§ Exercise brief: Please list all lines of the material below in which the string "sound" occurs.

§ Information provided:
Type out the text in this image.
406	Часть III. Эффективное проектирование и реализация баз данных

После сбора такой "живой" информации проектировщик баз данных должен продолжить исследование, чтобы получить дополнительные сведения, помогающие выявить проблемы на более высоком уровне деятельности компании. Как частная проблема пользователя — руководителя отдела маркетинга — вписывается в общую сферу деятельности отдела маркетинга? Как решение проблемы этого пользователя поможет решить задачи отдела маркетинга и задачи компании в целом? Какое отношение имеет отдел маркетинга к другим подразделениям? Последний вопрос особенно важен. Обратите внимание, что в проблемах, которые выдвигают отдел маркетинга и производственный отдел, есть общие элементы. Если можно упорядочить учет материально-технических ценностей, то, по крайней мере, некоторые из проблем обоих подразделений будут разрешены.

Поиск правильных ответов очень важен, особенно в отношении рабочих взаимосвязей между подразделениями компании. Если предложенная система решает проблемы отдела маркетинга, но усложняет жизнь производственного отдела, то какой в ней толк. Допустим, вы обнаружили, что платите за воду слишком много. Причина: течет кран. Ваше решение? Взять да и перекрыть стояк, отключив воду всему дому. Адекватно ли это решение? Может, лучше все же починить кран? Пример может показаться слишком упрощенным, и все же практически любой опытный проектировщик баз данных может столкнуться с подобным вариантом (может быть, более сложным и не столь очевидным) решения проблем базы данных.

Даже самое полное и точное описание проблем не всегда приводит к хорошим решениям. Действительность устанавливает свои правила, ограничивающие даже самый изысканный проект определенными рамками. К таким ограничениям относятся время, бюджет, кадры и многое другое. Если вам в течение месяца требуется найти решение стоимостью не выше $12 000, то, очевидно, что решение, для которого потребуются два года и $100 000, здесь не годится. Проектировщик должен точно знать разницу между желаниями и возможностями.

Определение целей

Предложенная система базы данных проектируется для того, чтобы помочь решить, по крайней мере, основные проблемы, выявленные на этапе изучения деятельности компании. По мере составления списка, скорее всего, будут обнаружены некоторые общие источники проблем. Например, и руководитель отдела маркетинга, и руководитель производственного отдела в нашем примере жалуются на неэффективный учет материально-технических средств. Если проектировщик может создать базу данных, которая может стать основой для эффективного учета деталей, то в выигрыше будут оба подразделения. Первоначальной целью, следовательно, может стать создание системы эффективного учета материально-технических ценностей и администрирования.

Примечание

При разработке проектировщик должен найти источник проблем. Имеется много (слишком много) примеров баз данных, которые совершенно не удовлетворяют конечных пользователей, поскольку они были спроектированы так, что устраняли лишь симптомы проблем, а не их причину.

--

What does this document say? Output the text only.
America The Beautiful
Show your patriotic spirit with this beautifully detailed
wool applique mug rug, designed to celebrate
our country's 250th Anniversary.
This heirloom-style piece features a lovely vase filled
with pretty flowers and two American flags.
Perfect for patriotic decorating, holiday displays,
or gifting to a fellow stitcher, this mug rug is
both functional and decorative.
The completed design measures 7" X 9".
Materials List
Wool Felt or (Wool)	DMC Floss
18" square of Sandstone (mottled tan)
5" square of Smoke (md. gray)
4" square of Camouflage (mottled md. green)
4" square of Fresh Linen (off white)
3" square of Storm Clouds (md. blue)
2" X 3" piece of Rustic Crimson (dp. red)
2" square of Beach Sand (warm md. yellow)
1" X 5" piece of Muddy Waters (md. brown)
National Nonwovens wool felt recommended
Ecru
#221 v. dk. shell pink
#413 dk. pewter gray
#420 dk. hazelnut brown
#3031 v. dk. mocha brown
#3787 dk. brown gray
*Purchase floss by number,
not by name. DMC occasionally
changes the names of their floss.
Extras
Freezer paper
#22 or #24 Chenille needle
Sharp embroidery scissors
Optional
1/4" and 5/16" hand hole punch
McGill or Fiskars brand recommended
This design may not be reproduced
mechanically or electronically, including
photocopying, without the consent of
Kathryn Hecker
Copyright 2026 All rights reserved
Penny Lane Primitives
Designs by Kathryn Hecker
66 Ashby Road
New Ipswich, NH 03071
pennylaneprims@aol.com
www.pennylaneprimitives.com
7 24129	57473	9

--

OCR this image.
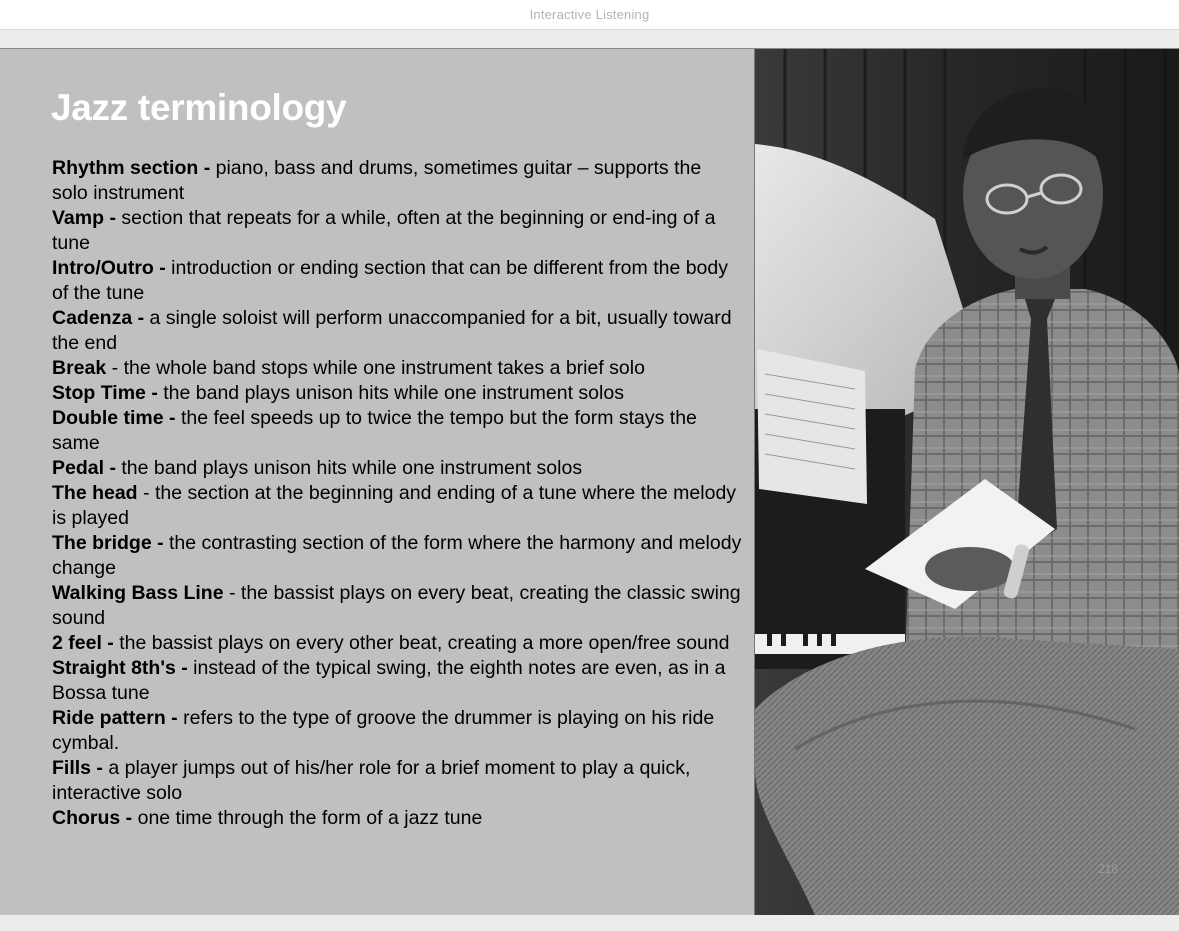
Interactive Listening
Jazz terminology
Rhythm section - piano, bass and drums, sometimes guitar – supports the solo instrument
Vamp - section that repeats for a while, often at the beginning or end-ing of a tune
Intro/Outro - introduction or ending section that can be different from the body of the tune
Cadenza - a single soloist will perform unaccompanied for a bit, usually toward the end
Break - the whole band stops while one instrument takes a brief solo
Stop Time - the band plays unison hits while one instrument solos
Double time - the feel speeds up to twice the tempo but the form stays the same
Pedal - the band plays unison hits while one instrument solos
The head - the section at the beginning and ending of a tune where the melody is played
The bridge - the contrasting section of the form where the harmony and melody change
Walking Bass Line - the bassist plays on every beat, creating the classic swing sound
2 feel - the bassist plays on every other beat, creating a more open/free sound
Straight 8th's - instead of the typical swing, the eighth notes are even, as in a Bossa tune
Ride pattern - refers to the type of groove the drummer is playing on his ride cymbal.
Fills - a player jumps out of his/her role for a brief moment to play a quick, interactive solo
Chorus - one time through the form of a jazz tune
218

§ Solution to the exercise:
Walking Bass Line - the bassist plays on every beat, creating the classic swing sound
2 feel - the bassist plays on every other beat, creating a more open/free sound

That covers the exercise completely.